### TASK
Omit the pictures and output every entry below exactly as written.

### THE RECORDS
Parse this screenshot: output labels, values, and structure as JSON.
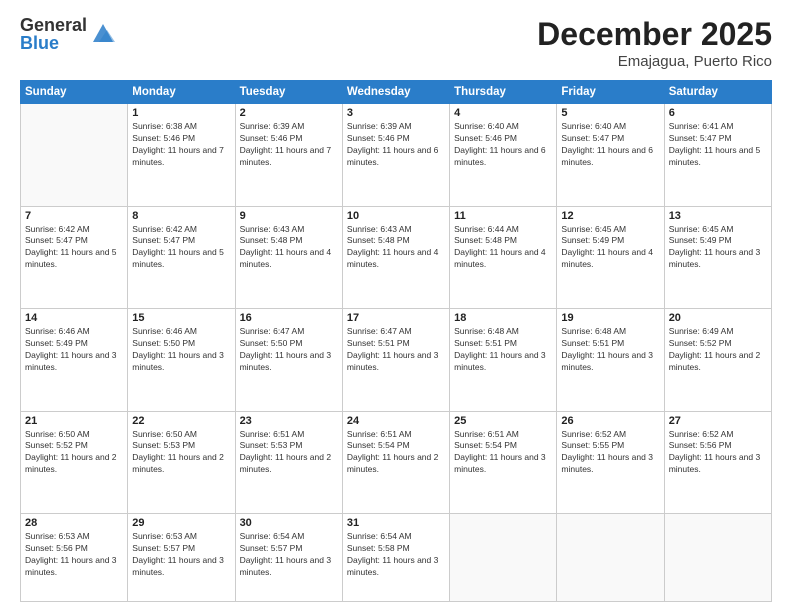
{
  "header": {
    "logo_general": "General",
    "logo_blue": "Blue",
    "month_title": "December 2025",
    "location": "Emajagua, Puerto Rico"
  },
  "days_of_week": [
    "Sunday",
    "Monday",
    "Tuesday",
    "Wednesday",
    "Thursday",
    "Friday",
    "Saturday"
  ],
  "weeks": [
    [
      {
        "day": "",
        "info": ""
      },
      {
        "day": "1",
        "info": "Sunrise: 6:38 AM\nSunset: 5:46 PM\nDaylight: 11 hours and 7 minutes."
      },
      {
        "day": "2",
        "info": "Sunrise: 6:39 AM\nSunset: 5:46 PM\nDaylight: 11 hours and 7 minutes."
      },
      {
        "day": "3",
        "info": "Sunrise: 6:39 AM\nSunset: 5:46 PM\nDaylight: 11 hours and 6 minutes."
      },
      {
        "day": "4",
        "info": "Sunrise: 6:40 AM\nSunset: 5:46 PM\nDaylight: 11 hours and 6 minutes."
      },
      {
        "day": "5",
        "info": "Sunrise: 6:40 AM\nSunset: 5:47 PM\nDaylight: 11 hours and 6 minutes."
      },
      {
        "day": "6",
        "info": "Sunrise: 6:41 AM\nSunset: 5:47 PM\nDaylight: 11 hours and 5 minutes."
      }
    ],
    [
      {
        "day": "7",
        "info": "Sunrise: 6:42 AM\nSunset: 5:47 PM\nDaylight: 11 hours and 5 minutes."
      },
      {
        "day": "8",
        "info": "Sunrise: 6:42 AM\nSunset: 5:47 PM\nDaylight: 11 hours and 5 minutes."
      },
      {
        "day": "9",
        "info": "Sunrise: 6:43 AM\nSunset: 5:48 PM\nDaylight: 11 hours and 4 minutes."
      },
      {
        "day": "10",
        "info": "Sunrise: 6:43 AM\nSunset: 5:48 PM\nDaylight: 11 hours and 4 minutes."
      },
      {
        "day": "11",
        "info": "Sunrise: 6:44 AM\nSunset: 5:48 PM\nDaylight: 11 hours and 4 minutes."
      },
      {
        "day": "12",
        "info": "Sunrise: 6:45 AM\nSunset: 5:49 PM\nDaylight: 11 hours and 4 minutes."
      },
      {
        "day": "13",
        "info": "Sunrise: 6:45 AM\nSunset: 5:49 PM\nDaylight: 11 hours and 3 minutes."
      }
    ],
    [
      {
        "day": "14",
        "info": "Sunrise: 6:46 AM\nSunset: 5:49 PM\nDaylight: 11 hours and 3 minutes."
      },
      {
        "day": "15",
        "info": "Sunrise: 6:46 AM\nSunset: 5:50 PM\nDaylight: 11 hours and 3 minutes."
      },
      {
        "day": "16",
        "info": "Sunrise: 6:47 AM\nSunset: 5:50 PM\nDaylight: 11 hours and 3 minutes."
      },
      {
        "day": "17",
        "info": "Sunrise: 6:47 AM\nSunset: 5:51 PM\nDaylight: 11 hours and 3 minutes."
      },
      {
        "day": "18",
        "info": "Sunrise: 6:48 AM\nSunset: 5:51 PM\nDaylight: 11 hours and 3 minutes."
      },
      {
        "day": "19",
        "info": "Sunrise: 6:48 AM\nSunset: 5:51 PM\nDaylight: 11 hours and 3 minutes."
      },
      {
        "day": "20",
        "info": "Sunrise: 6:49 AM\nSunset: 5:52 PM\nDaylight: 11 hours and 2 minutes."
      }
    ],
    [
      {
        "day": "21",
        "info": "Sunrise: 6:50 AM\nSunset: 5:52 PM\nDaylight: 11 hours and 2 minutes."
      },
      {
        "day": "22",
        "info": "Sunrise: 6:50 AM\nSunset: 5:53 PM\nDaylight: 11 hours and 2 minutes."
      },
      {
        "day": "23",
        "info": "Sunrise: 6:51 AM\nSunset: 5:53 PM\nDaylight: 11 hours and 2 minutes."
      },
      {
        "day": "24",
        "info": "Sunrise: 6:51 AM\nSunset: 5:54 PM\nDaylight: 11 hours and 2 minutes."
      },
      {
        "day": "25",
        "info": "Sunrise: 6:51 AM\nSunset: 5:54 PM\nDaylight: 11 hours and 3 minutes."
      },
      {
        "day": "26",
        "info": "Sunrise: 6:52 AM\nSunset: 5:55 PM\nDaylight: 11 hours and 3 minutes."
      },
      {
        "day": "27",
        "info": "Sunrise: 6:52 AM\nSunset: 5:56 PM\nDaylight: 11 hours and 3 minutes."
      }
    ],
    [
      {
        "day": "28",
        "info": "Sunrise: 6:53 AM\nSunset: 5:56 PM\nDaylight: 11 hours and 3 minutes."
      },
      {
        "day": "29",
        "info": "Sunrise: 6:53 AM\nSunset: 5:57 PM\nDaylight: 11 hours and 3 minutes."
      },
      {
        "day": "30",
        "info": "Sunrise: 6:54 AM\nSunset: 5:57 PM\nDaylight: 11 hours and 3 minutes."
      },
      {
        "day": "31",
        "info": "Sunrise: 6:54 AM\nSunset: 5:58 PM\nDaylight: 11 hours and 3 minutes."
      },
      {
        "day": "",
        "info": ""
      },
      {
        "day": "",
        "info": ""
      },
      {
        "day": "",
        "info": ""
      }
    ]
  ]
}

### THE RESULT
Parse this screenshot: output labels, values, and structure as JSON.
{
  "header": {
    "logo_general": "General",
    "logo_blue": "Blue",
    "month_title": "December 2025",
    "location": "Emajagua, Puerto Rico"
  },
  "days_of_week": [
    "Sunday",
    "Monday",
    "Tuesday",
    "Wednesday",
    "Thursday",
    "Friday",
    "Saturday"
  ],
  "weeks": [
    [
      {
        "day": "",
        "info": ""
      },
      {
        "day": "1",
        "info": "Sunrise: 6:38 AM\nSunset: 5:46 PM\nDaylight: 11 hours and 7 minutes."
      },
      {
        "day": "2",
        "info": "Sunrise: 6:39 AM\nSunset: 5:46 PM\nDaylight: 11 hours and 7 minutes."
      },
      {
        "day": "3",
        "info": "Sunrise: 6:39 AM\nSunset: 5:46 PM\nDaylight: 11 hours and 6 minutes."
      },
      {
        "day": "4",
        "info": "Sunrise: 6:40 AM\nSunset: 5:46 PM\nDaylight: 11 hours and 6 minutes."
      },
      {
        "day": "5",
        "info": "Sunrise: 6:40 AM\nSunset: 5:47 PM\nDaylight: 11 hours and 6 minutes."
      },
      {
        "day": "6",
        "info": "Sunrise: 6:41 AM\nSunset: 5:47 PM\nDaylight: 11 hours and 5 minutes."
      }
    ],
    [
      {
        "day": "7",
        "info": "Sunrise: 6:42 AM\nSunset: 5:47 PM\nDaylight: 11 hours and 5 minutes."
      },
      {
        "day": "8",
        "info": "Sunrise: 6:42 AM\nSunset: 5:47 PM\nDaylight: 11 hours and 5 minutes."
      },
      {
        "day": "9",
        "info": "Sunrise: 6:43 AM\nSunset: 5:48 PM\nDaylight: 11 hours and 4 minutes."
      },
      {
        "day": "10",
        "info": "Sunrise: 6:43 AM\nSunset: 5:48 PM\nDaylight: 11 hours and 4 minutes."
      },
      {
        "day": "11",
        "info": "Sunrise: 6:44 AM\nSunset: 5:48 PM\nDaylight: 11 hours and 4 minutes."
      },
      {
        "day": "12",
        "info": "Sunrise: 6:45 AM\nSunset: 5:49 PM\nDaylight: 11 hours and 4 minutes."
      },
      {
        "day": "13",
        "info": "Sunrise: 6:45 AM\nSunset: 5:49 PM\nDaylight: 11 hours and 3 minutes."
      }
    ],
    [
      {
        "day": "14",
        "info": "Sunrise: 6:46 AM\nSunset: 5:49 PM\nDaylight: 11 hours and 3 minutes."
      },
      {
        "day": "15",
        "info": "Sunrise: 6:46 AM\nSunset: 5:50 PM\nDaylight: 11 hours and 3 minutes."
      },
      {
        "day": "16",
        "info": "Sunrise: 6:47 AM\nSunset: 5:50 PM\nDaylight: 11 hours and 3 minutes."
      },
      {
        "day": "17",
        "info": "Sunrise: 6:47 AM\nSunset: 5:51 PM\nDaylight: 11 hours and 3 minutes."
      },
      {
        "day": "18",
        "info": "Sunrise: 6:48 AM\nSunset: 5:51 PM\nDaylight: 11 hours and 3 minutes."
      },
      {
        "day": "19",
        "info": "Sunrise: 6:48 AM\nSunset: 5:51 PM\nDaylight: 11 hours and 3 minutes."
      },
      {
        "day": "20",
        "info": "Sunrise: 6:49 AM\nSunset: 5:52 PM\nDaylight: 11 hours and 2 minutes."
      }
    ],
    [
      {
        "day": "21",
        "info": "Sunrise: 6:50 AM\nSunset: 5:52 PM\nDaylight: 11 hours and 2 minutes."
      },
      {
        "day": "22",
        "info": "Sunrise: 6:50 AM\nSunset: 5:53 PM\nDaylight: 11 hours and 2 minutes."
      },
      {
        "day": "23",
        "info": "Sunrise: 6:51 AM\nSunset: 5:53 PM\nDaylight: 11 hours and 2 minutes."
      },
      {
        "day": "24",
        "info": "Sunrise: 6:51 AM\nSunset: 5:54 PM\nDaylight: 11 hours and 2 minutes."
      },
      {
        "day": "25",
        "info": "Sunrise: 6:51 AM\nSunset: 5:54 PM\nDaylight: 11 hours and 3 minutes."
      },
      {
        "day": "26",
        "info": "Sunrise: 6:52 AM\nSunset: 5:55 PM\nDaylight: 11 hours and 3 minutes."
      },
      {
        "day": "27",
        "info": "Sunrise: 6:52 AM\nSunset: 5:56 PM\nDaylight: 11 hours and 3 minutes."
      }
    ],
    [
      {
        "day": "28",
        "info": "Sunrise: 6:53 AM\nSunset: 5:56 PM\nDaylight: 11 hours and 3 minutes."
      },
      {
        "day": "29",
        "info": "Sunrise: 6:53 AM\nSunset: 5:57 PM\nDaylight: 11 hours and 3 minutes."
      },
      {
        "day": "30",
        "info": "Sunrise: 6:54 AM\nSunset: 5:57 PM\nDaylight: 11 hours and 3 minutes."
      },
      {
        "day": "31",
        "info": "Sunrise: 6:54 AM\nSunset: 5:58 PM\nDaylight: 11 hours and 3 minutes."
      },
      {
        "day": "",
        "info": ""
      },
      {
        "day": "",
        "info": ""
      },
      {
        "day": "",
        "info": ""
      }
    ]
  ]
}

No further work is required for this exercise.